**Available records:**

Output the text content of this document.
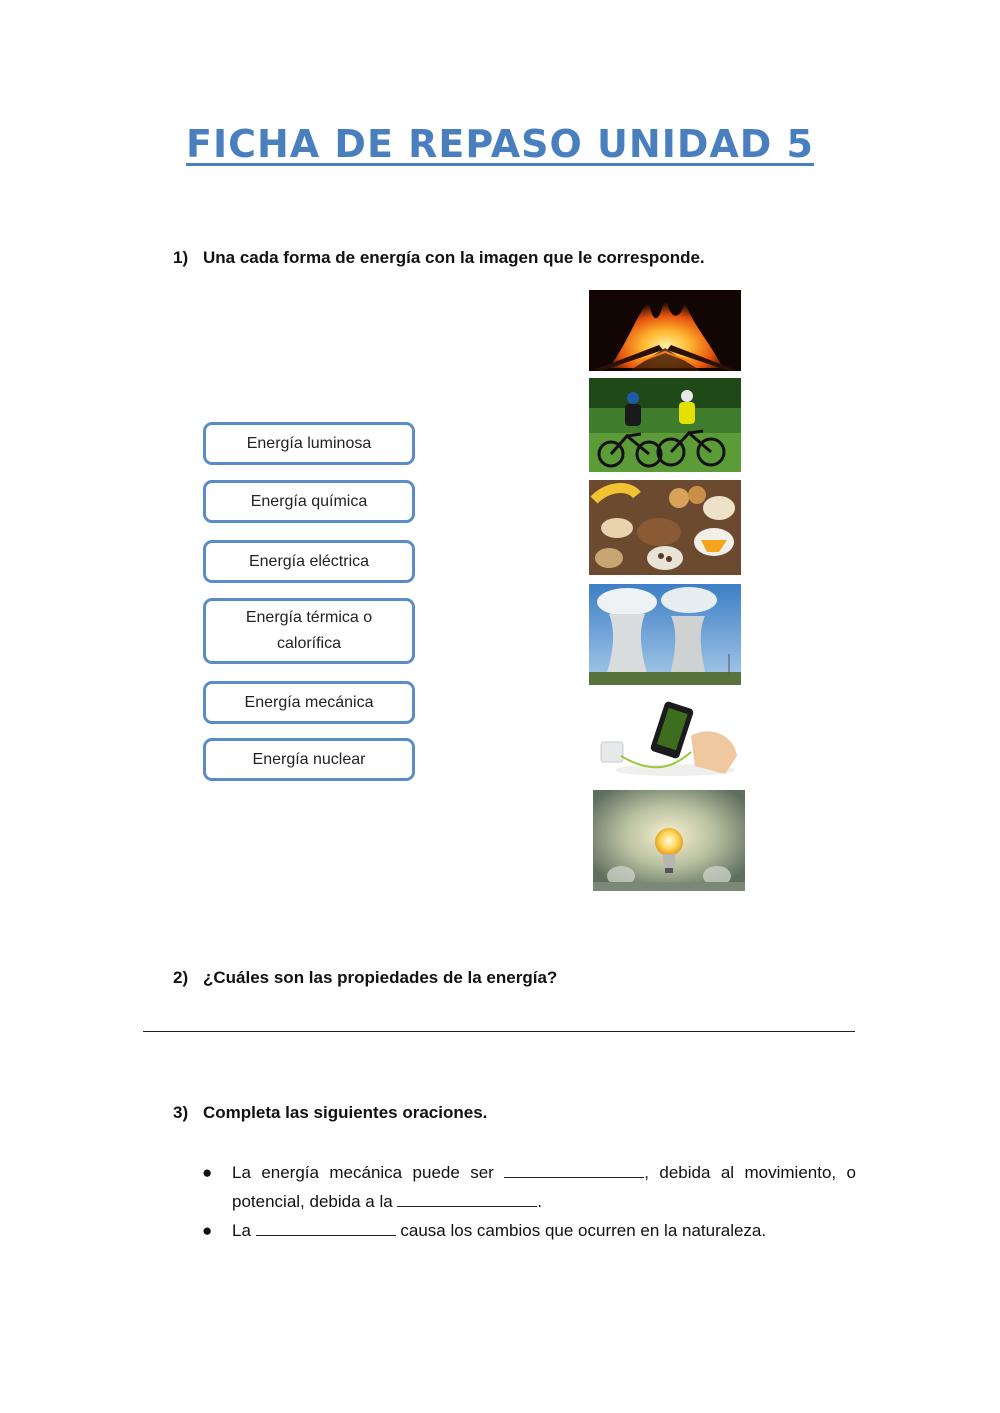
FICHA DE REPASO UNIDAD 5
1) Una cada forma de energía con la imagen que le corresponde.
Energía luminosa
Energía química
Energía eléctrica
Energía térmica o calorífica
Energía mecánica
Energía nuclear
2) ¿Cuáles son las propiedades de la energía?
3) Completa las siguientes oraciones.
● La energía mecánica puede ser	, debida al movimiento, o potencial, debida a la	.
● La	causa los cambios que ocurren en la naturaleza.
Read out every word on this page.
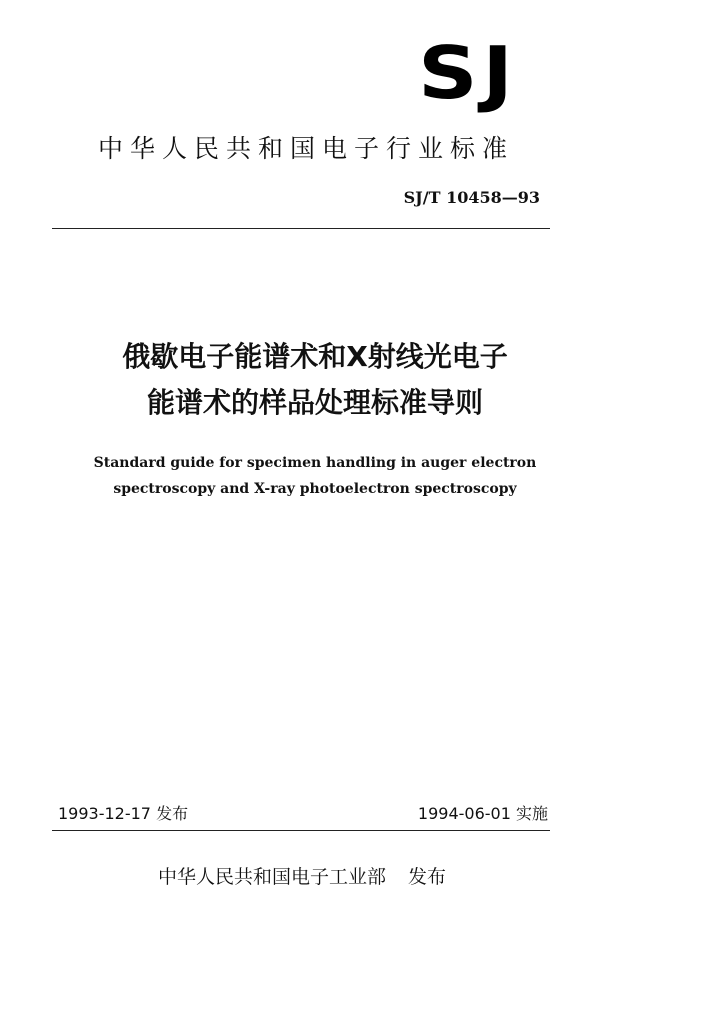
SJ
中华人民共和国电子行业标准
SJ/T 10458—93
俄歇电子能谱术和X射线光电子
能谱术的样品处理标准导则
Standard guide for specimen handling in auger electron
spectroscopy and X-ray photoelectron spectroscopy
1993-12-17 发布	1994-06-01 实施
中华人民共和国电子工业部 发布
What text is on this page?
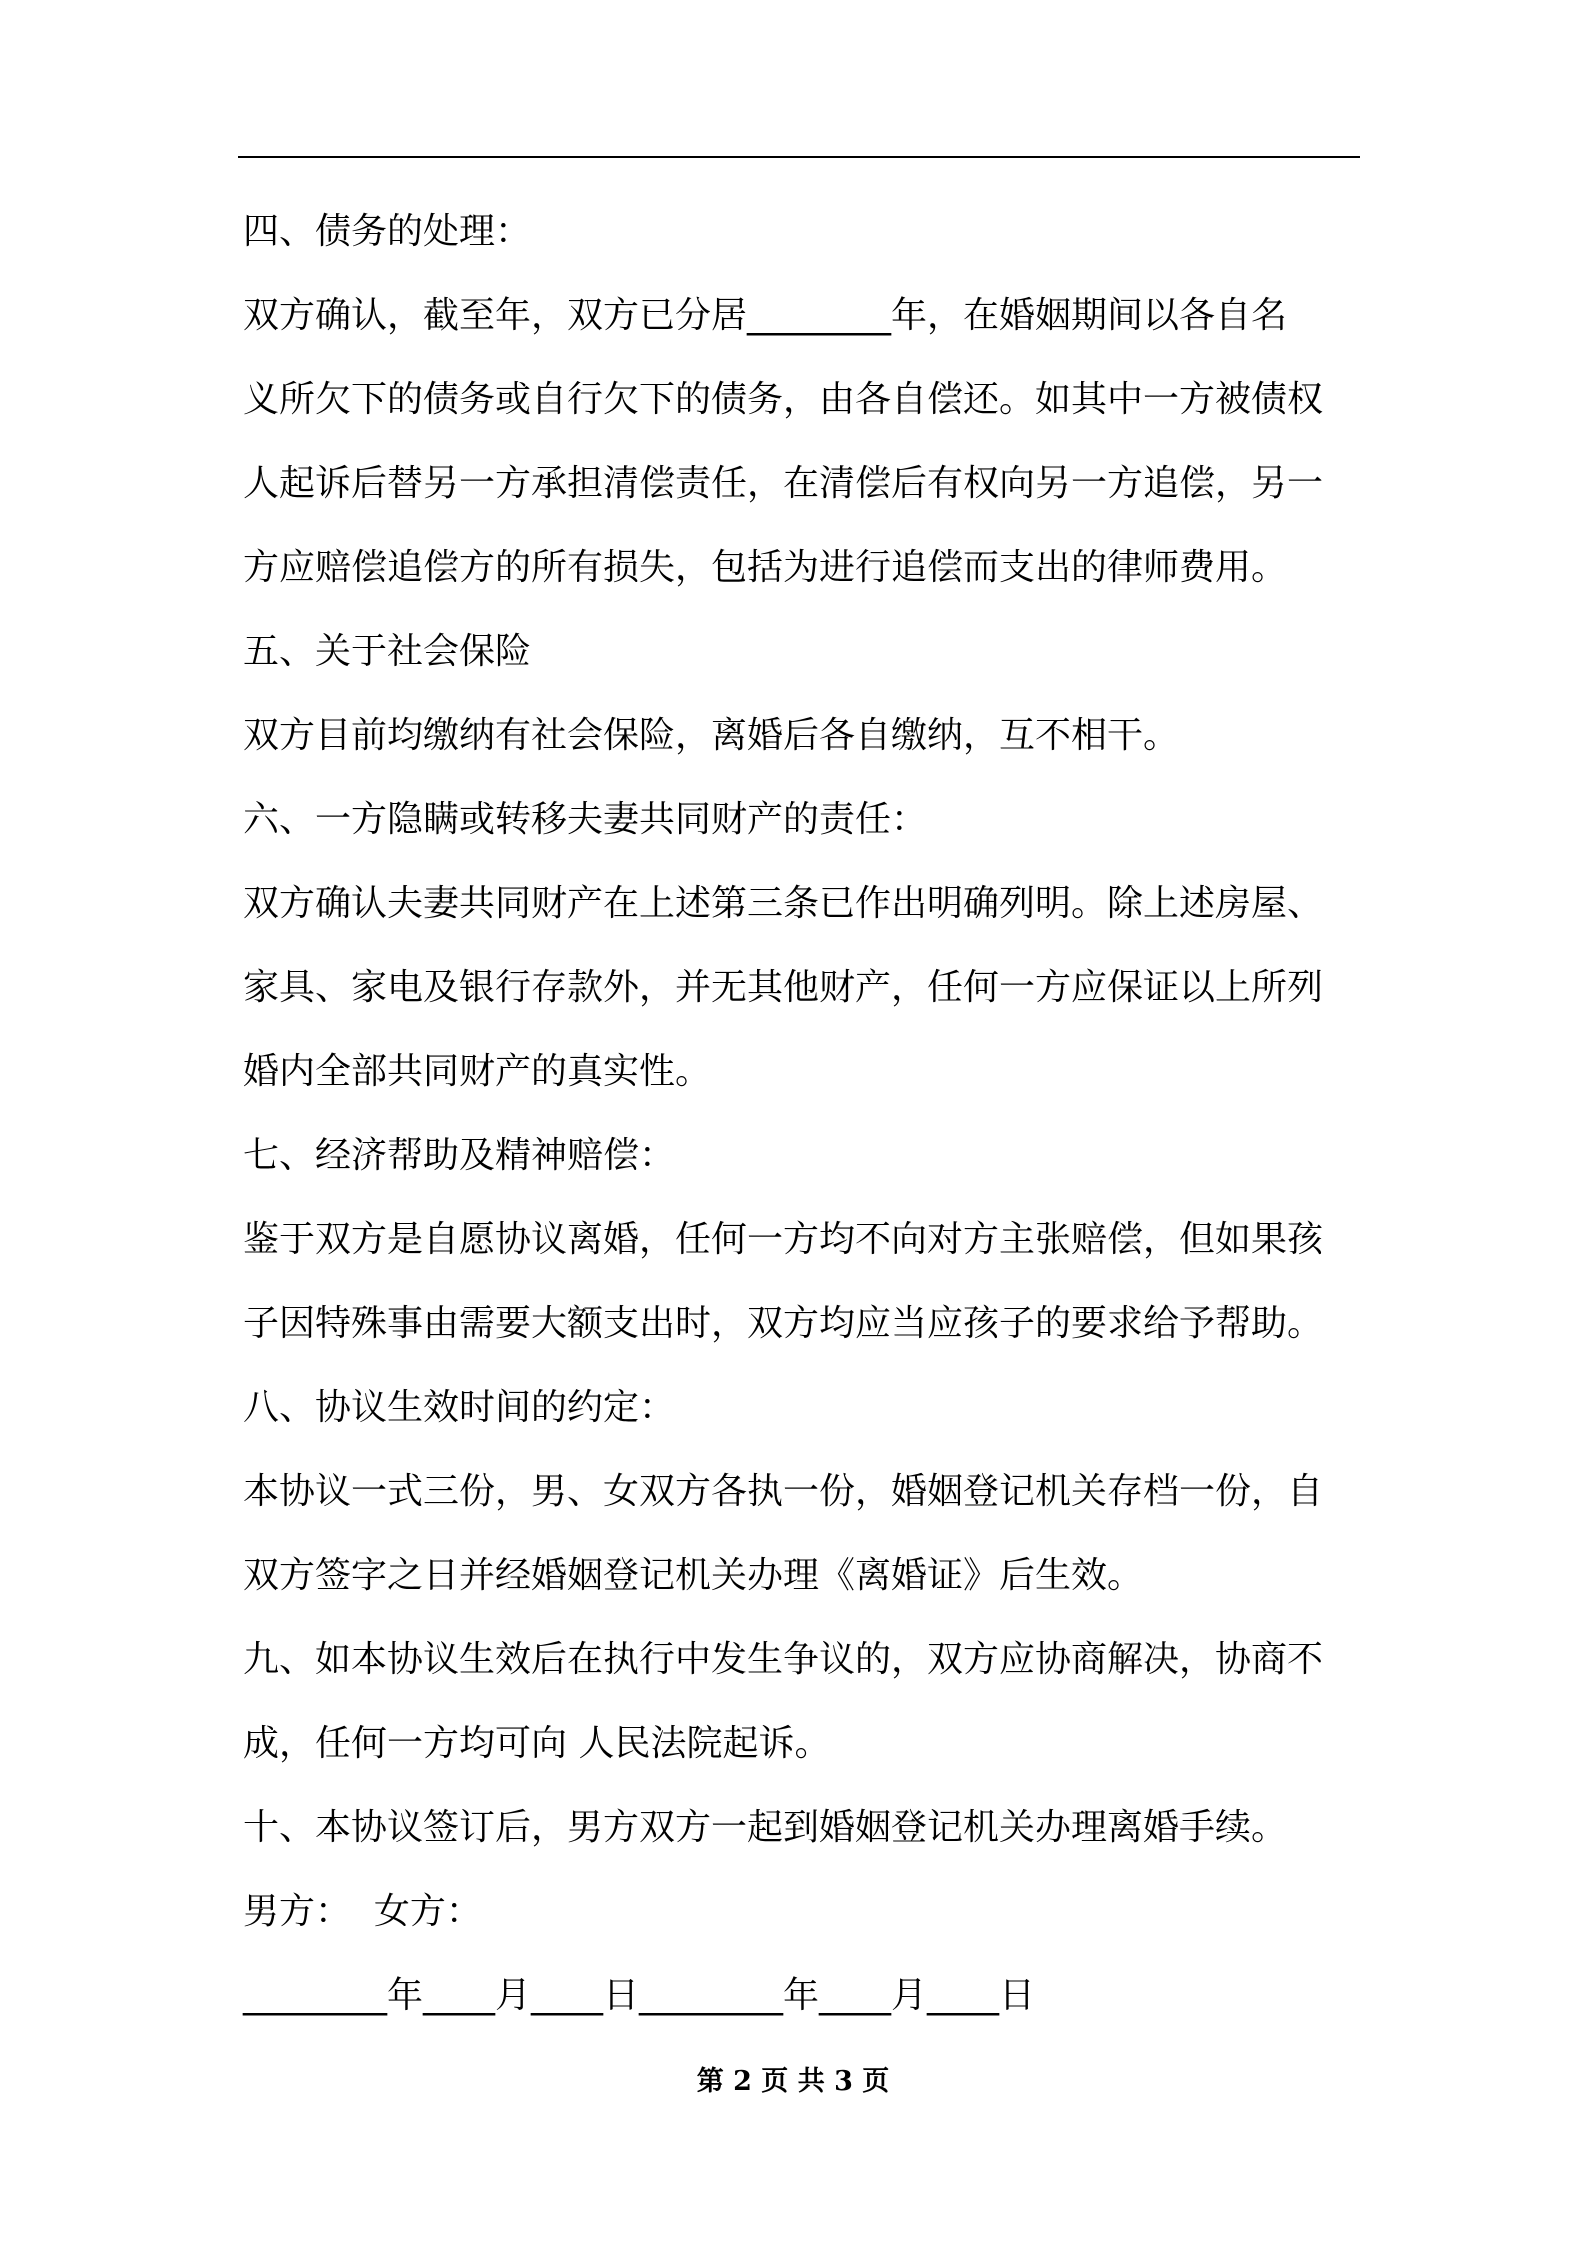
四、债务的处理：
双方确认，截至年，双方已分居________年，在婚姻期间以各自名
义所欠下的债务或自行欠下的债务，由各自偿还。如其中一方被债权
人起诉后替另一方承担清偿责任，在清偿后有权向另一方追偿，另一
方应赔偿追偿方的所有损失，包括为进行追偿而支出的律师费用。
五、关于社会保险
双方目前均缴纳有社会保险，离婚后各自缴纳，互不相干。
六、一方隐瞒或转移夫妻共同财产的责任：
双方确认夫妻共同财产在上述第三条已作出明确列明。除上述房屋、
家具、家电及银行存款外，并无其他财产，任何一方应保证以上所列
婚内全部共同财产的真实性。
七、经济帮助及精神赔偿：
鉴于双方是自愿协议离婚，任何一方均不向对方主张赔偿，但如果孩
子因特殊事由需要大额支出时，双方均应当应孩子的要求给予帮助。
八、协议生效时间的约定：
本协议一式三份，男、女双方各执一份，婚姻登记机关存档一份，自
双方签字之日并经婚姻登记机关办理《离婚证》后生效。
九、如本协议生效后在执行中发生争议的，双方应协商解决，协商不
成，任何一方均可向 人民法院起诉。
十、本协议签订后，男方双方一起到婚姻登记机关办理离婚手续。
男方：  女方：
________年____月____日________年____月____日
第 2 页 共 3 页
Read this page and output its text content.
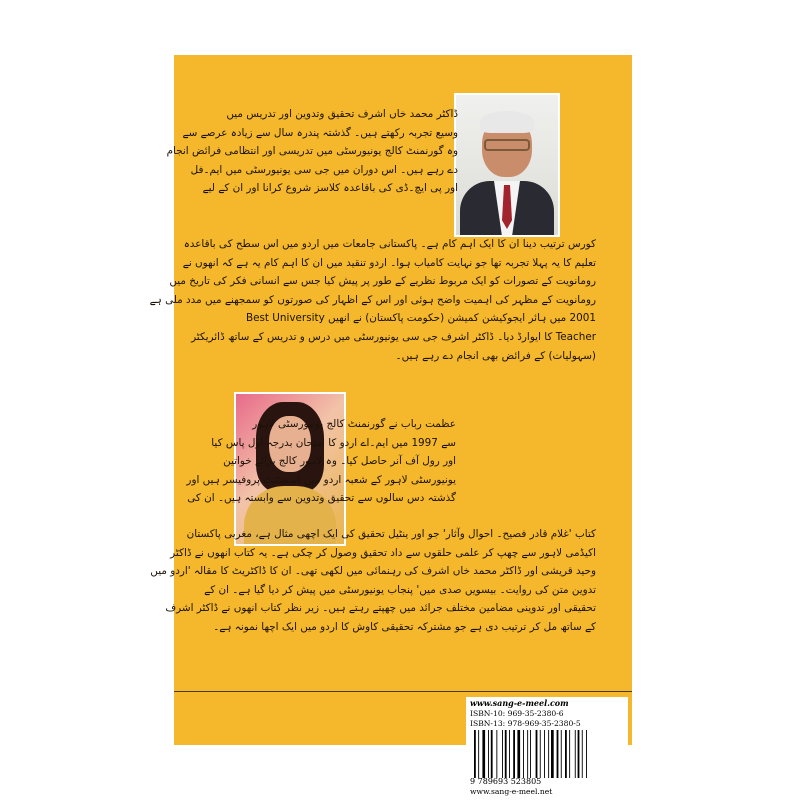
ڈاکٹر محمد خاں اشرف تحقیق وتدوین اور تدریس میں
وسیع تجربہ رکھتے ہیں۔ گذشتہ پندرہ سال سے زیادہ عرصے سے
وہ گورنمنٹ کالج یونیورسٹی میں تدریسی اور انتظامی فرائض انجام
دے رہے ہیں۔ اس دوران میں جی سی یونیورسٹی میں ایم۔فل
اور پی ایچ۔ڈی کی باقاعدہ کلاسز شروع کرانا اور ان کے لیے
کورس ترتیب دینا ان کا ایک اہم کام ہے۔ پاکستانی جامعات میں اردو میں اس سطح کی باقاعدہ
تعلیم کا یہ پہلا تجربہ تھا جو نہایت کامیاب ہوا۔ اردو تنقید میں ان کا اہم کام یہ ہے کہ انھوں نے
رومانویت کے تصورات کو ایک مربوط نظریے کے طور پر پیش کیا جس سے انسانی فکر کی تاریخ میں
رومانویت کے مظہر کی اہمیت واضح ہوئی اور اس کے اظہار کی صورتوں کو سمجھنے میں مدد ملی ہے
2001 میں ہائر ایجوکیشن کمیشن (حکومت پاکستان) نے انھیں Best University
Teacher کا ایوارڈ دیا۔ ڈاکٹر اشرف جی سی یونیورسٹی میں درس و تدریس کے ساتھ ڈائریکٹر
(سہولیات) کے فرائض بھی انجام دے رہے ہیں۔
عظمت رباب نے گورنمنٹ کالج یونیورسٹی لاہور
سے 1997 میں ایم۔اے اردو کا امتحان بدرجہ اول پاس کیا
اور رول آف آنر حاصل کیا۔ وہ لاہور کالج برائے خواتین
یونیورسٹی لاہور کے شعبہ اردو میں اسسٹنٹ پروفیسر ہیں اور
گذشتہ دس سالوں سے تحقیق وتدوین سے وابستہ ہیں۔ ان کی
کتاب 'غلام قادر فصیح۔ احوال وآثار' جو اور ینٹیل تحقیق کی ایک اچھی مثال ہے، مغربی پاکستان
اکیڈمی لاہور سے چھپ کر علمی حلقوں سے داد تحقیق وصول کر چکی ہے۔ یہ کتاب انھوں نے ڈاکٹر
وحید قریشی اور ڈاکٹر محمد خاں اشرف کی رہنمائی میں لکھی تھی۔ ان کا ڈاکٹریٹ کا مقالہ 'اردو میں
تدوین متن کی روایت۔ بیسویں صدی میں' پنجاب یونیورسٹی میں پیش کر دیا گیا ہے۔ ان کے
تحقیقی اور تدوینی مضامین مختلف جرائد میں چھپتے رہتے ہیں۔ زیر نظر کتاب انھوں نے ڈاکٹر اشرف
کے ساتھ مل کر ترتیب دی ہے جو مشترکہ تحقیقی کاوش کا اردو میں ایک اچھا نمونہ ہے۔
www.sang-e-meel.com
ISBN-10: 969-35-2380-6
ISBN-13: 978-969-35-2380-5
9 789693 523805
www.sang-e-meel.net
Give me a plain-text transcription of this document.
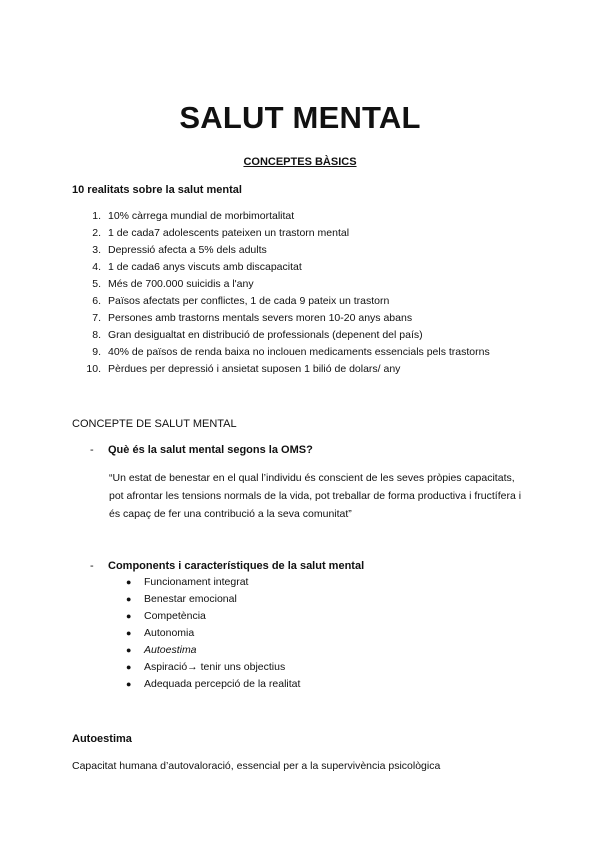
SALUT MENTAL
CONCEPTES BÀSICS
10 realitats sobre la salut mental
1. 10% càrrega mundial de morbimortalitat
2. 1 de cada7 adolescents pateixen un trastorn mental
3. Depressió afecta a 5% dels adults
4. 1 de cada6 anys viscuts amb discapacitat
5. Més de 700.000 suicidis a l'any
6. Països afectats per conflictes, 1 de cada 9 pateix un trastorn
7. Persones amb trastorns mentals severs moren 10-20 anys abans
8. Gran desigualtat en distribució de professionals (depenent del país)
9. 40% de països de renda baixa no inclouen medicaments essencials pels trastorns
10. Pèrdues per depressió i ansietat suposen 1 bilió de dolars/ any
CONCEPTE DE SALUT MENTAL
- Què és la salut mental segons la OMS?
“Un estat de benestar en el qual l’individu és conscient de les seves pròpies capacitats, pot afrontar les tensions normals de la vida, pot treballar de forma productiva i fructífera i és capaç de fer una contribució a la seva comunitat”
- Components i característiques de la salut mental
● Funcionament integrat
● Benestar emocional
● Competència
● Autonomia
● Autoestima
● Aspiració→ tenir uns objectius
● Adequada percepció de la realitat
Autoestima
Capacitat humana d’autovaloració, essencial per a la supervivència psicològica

**Do this:**
List all lines where "یونیورسٹی" occurs.

**Solution to this task:**
وہ گورنمنٹ کالج یونیورسٹی میں تدریسی اور انتظامی فرائض انجام
دے رہے ہیں۔ اس دوران میں جی سی یونیورسٹی میں ایم۔فل
Teacher کا ایوارڈ دیا۔ ڈاکٹر اشرف جی سی یونیورسٹی میں درس و تدریس کے ساتھ ڈائریکٹر
عظمت رباب نے گورنمنٹ کالج یونیورسٹی لاہور
یونیورسٹی لاہور کے شعبہ اردو میں اسسٹنٹ پروفیسر ہیں اور
تدوین متن کی روایت۔ بیسویں صدی میں' پنجاب یونیورسٹی میں پیش کر دیا گیا ہے۔ ان کے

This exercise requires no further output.